**** Extracted material ****

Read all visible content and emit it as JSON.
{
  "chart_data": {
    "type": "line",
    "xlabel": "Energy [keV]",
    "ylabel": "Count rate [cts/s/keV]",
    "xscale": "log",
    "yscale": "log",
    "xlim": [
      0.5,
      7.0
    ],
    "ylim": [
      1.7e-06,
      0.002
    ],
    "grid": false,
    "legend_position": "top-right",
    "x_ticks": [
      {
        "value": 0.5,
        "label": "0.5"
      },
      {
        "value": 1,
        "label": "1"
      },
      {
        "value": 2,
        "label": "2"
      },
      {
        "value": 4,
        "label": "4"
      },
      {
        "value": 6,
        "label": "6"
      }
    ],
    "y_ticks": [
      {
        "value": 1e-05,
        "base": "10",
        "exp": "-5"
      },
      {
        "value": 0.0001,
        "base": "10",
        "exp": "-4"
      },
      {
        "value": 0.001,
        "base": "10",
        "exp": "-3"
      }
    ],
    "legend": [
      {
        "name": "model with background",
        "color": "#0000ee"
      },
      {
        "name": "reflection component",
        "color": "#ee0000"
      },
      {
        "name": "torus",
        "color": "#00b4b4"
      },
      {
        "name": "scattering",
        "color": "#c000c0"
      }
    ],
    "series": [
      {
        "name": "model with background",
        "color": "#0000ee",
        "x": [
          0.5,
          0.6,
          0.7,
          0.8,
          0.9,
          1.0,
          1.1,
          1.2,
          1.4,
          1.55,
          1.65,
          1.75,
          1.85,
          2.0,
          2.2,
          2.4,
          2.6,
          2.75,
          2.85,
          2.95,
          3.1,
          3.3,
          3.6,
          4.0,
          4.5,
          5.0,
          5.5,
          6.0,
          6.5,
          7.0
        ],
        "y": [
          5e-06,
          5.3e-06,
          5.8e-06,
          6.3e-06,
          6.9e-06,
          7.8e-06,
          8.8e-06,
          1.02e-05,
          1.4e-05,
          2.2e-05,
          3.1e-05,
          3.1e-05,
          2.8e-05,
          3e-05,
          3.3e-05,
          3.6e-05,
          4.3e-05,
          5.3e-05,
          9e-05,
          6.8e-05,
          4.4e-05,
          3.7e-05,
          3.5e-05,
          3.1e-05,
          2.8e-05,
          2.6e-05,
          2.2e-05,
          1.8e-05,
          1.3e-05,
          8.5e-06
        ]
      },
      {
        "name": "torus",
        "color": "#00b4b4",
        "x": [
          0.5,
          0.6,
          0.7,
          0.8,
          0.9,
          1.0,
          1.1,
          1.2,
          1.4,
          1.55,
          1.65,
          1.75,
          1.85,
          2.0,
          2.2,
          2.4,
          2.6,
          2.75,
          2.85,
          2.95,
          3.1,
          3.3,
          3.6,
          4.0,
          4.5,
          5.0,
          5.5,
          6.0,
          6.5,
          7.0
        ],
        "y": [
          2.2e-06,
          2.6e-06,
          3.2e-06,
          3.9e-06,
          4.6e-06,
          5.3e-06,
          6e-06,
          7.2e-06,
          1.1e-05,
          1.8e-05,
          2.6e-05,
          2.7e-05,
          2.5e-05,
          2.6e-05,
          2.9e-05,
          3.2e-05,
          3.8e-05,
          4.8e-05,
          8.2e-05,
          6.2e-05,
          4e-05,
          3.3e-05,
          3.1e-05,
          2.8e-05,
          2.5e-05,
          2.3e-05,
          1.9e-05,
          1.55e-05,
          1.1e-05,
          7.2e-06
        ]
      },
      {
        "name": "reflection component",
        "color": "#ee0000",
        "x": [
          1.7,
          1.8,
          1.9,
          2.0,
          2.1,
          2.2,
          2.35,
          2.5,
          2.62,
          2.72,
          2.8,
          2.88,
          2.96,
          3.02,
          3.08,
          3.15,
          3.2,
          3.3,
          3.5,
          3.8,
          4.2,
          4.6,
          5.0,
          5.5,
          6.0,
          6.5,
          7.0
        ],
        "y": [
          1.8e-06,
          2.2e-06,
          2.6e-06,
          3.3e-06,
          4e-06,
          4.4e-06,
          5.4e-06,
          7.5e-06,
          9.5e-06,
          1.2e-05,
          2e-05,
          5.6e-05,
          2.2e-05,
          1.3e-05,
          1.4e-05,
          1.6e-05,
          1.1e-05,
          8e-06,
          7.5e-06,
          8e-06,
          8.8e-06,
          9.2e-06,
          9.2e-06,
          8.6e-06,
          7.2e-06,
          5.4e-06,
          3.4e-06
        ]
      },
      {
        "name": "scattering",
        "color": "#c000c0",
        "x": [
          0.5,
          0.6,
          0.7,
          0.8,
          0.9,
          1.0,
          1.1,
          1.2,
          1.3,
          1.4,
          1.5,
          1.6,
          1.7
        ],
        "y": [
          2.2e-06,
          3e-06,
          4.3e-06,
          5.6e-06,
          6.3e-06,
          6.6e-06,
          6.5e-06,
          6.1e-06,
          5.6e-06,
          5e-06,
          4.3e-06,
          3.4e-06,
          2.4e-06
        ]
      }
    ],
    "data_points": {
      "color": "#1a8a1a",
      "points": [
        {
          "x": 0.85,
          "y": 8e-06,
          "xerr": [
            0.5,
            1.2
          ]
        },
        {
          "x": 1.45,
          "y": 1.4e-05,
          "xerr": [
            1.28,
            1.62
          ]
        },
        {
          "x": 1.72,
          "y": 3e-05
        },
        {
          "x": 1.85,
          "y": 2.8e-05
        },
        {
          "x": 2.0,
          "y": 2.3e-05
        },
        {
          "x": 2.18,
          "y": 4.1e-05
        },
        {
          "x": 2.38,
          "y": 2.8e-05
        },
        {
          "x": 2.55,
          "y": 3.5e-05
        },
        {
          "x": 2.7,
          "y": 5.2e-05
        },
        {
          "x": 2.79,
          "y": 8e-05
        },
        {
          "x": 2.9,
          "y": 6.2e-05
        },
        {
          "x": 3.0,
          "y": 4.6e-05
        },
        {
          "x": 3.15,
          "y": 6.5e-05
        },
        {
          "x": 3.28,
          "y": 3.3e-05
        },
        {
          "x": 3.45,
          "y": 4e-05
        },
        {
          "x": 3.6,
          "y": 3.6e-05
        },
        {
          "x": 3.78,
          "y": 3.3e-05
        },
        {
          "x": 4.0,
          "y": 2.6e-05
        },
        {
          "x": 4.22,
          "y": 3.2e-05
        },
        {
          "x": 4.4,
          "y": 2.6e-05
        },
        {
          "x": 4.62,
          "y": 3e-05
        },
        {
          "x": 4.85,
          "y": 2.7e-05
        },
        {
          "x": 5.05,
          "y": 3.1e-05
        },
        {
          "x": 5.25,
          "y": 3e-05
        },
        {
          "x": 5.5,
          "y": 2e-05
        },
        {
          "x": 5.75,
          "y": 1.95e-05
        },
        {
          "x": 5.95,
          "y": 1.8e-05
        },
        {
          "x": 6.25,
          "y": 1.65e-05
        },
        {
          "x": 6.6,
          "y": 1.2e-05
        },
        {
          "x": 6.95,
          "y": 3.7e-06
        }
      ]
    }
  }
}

****

Direction
Using the listing above, return all lines where the word "value" occurs.

Problem solution
        "value": 0.5,
        "value": 1,
        "value": 2,
        "value": 4,
        "value": 6,
        "value": 1e-05,
        "value": 0.0001,
        "value": 0.001,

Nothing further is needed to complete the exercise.